* **TASK DESCRIPTION**: Restate the data below word for word. Skip any images it contains.

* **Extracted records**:
┏━━

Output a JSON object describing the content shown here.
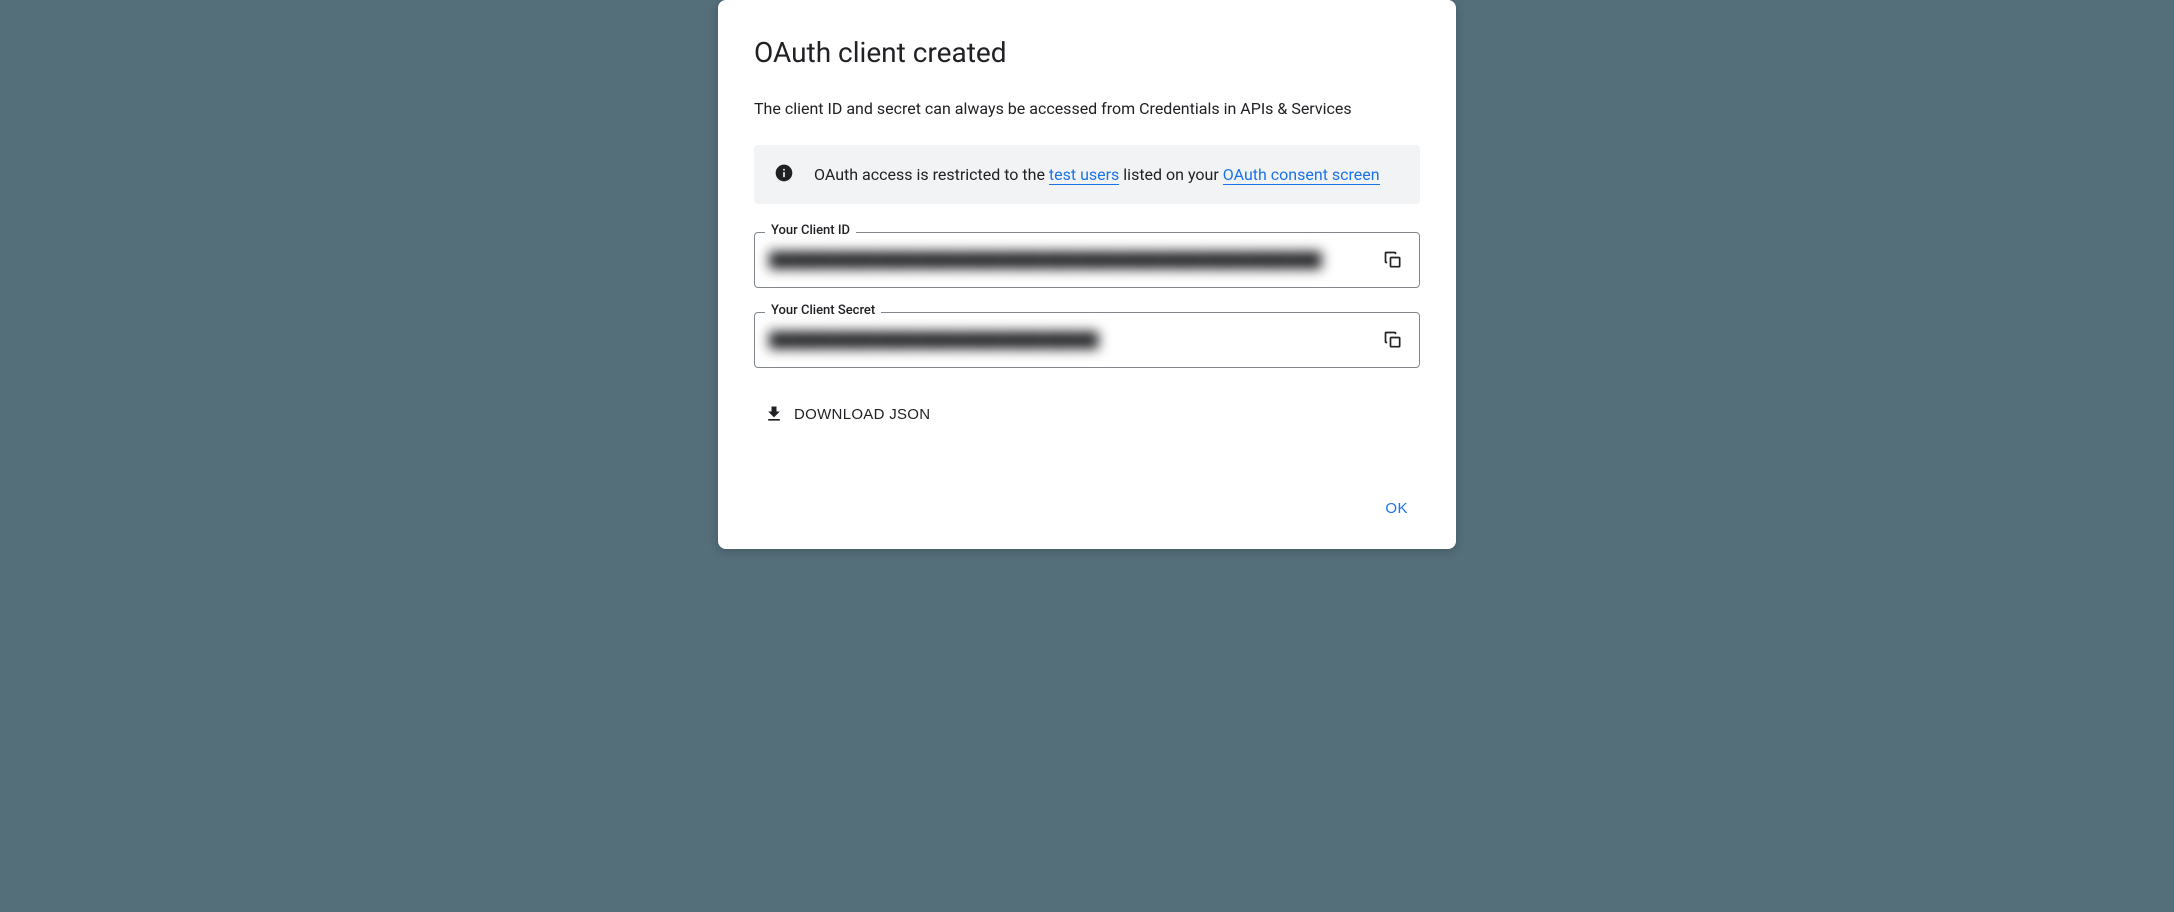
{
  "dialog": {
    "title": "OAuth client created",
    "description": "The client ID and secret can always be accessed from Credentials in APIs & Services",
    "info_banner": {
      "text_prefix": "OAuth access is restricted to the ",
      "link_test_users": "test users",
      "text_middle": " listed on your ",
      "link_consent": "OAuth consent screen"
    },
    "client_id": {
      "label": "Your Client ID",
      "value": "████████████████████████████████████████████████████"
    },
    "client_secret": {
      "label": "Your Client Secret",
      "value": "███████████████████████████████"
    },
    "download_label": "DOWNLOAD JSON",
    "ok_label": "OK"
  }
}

┗━━

* **RESPONSE FOR THIS EXERCISE**:
Output a JSON object describing the content shown here.
{
  "dialog": {
    "title": "OAuth client created",
    "description": "The client ID and secret can always be accessed from Credentials in APIs & Services",
    "info_banner": {
      "text_prefix": "OAuth access is restricted to the ",
      "link_test_users": "test users",
      "text_middle": " listed on your ",
      "link_consent": "OAuth consent screen"
    },
    "client_id": {
      "label": "Your Client ID",
      "value": "████████████████████████████████████████████████████"
    },
    "client_secret": {
      "label": "Your Client Secret",
      "value": "███████████████████████████████"
    },
    "download_label": "DOWNLOAD JSON",
    "ok_label": "OK"
  }
}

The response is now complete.